● TASK REQUIREMENTS: Strip the pictures and reproduce the rest of the listing exactly.

[Items from a data source]
::::
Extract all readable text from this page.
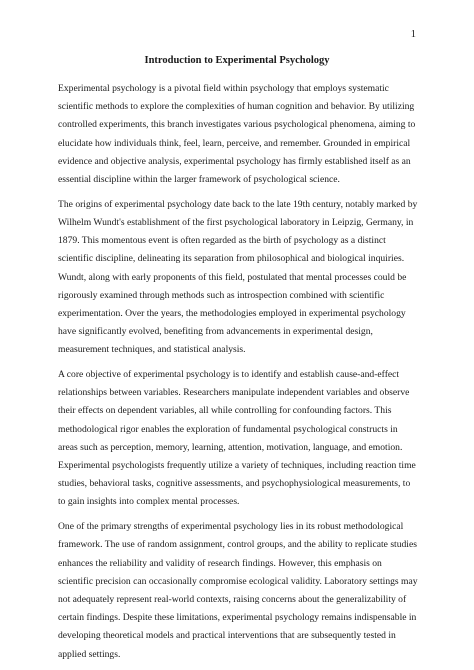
1
Introduction to Experimental Psychology

Experimental psychology is a pivotal field within psychology that employs systematic
scientific methods to explore the complexities of human cognition and behavior. By utilizing
controlled experiments, this branch investigates various psychological phenomena, aiming to
elucidate how individuals think, feel, learn, perceive, and remember. Grounded in empirical
evidence and objective analysis, experimental psychology has firmly established itself as an
essential discipline within the larger framework of psychological science.

The origins of experimental psychology date back to the late 19th century, notably marked by
Wilhelm Wundt's establishment of the first psychological laboratory in Leipzig, Germany, in
1879. This momentous event is often regarded as the birth of psychology as a distinct
scientific discipline, delineating its separation from philosophical and biological inquiries.
Wundt, along with early proponents of this field, postulated that mental processes could be
rigorously examined through methods such as introspection combined with scientific
experimentation. Over the years, the methodologies employed in experimental psychology
have significantly evolved, benefiting from advancements in experimental design,
measurement techniques, and statistical analysis.

A core objective of experimental psychology is to identify and establish cause-and-effect
relationships between variables. Researchers manipulate independent variables and observe
their effects on dependent variables, all while controlling for confounding factors. This
methodological rigor enables the exploration of fundamental psychological constructs in
areas such as perception, memory, learning, attention, motivation, language, and emotion.
Experimental psychologists frequently utilize a variety of techniques, including reaction time
studies, behavioral tasks, cognitive assessments, and psychophysiological measurements, to
to gain insights into complex mental processes.

One of the primary strengths of experimental psychology lies in its robust methodological
framework. The use of random assignment, control groups, and the ability to replicate studies
enhances the reliability and validity of research findings. However, this emphasis on
scientific precision can occasionally compromise ecological validity. Laboratory settings may
not adequately represent real-world contexts, raising concerns about the generalizability of
certain findings. Despite these limitations, experimental psychology remains indispensable in
developing theoretical models and practical interventions that are subsequently tested in
applied settings.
::::
● RESULT OF THIS TASK:
Extract all readable text from this page.
1
Introduction to Experimental Psychology

Experimental psychology is a pivotal field within psychology that employs systematic
scientific methods to explore the complexities of human cognition and behavior. By utilizing
controlled experiments, this branch investigates various psychological phenomena, aiming to
elucidate how individuals think, feel, learn, perceive, and remember. Grounded in empirical
evidence and objective analysis, experimental psychology has firmly established itself as an
essential discipline within the larger framework of psychological science.

The origins of experimental psychology date back to the late 19th century, notably marked by
Wilhelm Wundt's establishment of the first psychological laboratory in Leipzig, Germany, in
1879. This momentous event is often regarded as the birth of psychology as a distinct
scientific discipline, delineating its separation from philosophical and biological inquiries.
Wundt, along with early proponents of this field, postulated that mental processes could be
rigorously examined through methods such as introspection combined with scientific
experimentation. Over the years, the methodologies employed in experimental psychology
have significantly evolved, benefiting from advancements in experimental design,
measurement techniques, and statistical analysis.

A core objective of experimental psychology is to identify and establish cause-and-effect
relationships between variables. Researchers manipulate independent variables and observe
their effects on dependent variables, all while controlling for confounding factors. This
methodological rigor enables the exploration of fundamental psychological constructs in
areas such as perception, memory, learning, attention, motivation, language, and emotion.
Experimental psychologists frequently utilize a variety of techniques, including reaction time
studies, behavioral tasks, cognitive assessments, and psychophysiological measurements, to
to gain insights into complex mental processes.

One of the primary strengths of experimental psychology lies in its robust methodological
framework. The use of random assignment, control groups, and the ability to replicate studies
enhances the reliability and validity of research findings. However, this emphasis on
scientific precision can occasionally compromise ecological validity. Laboratory settings may
not adequately represent real-world contexts, raising concerns about the generalizability of
certain findings. Despite these limitations, experimental psychology remains indispensable in
developing theoretical models and practical interventions that are subsequently tested in
applied settings.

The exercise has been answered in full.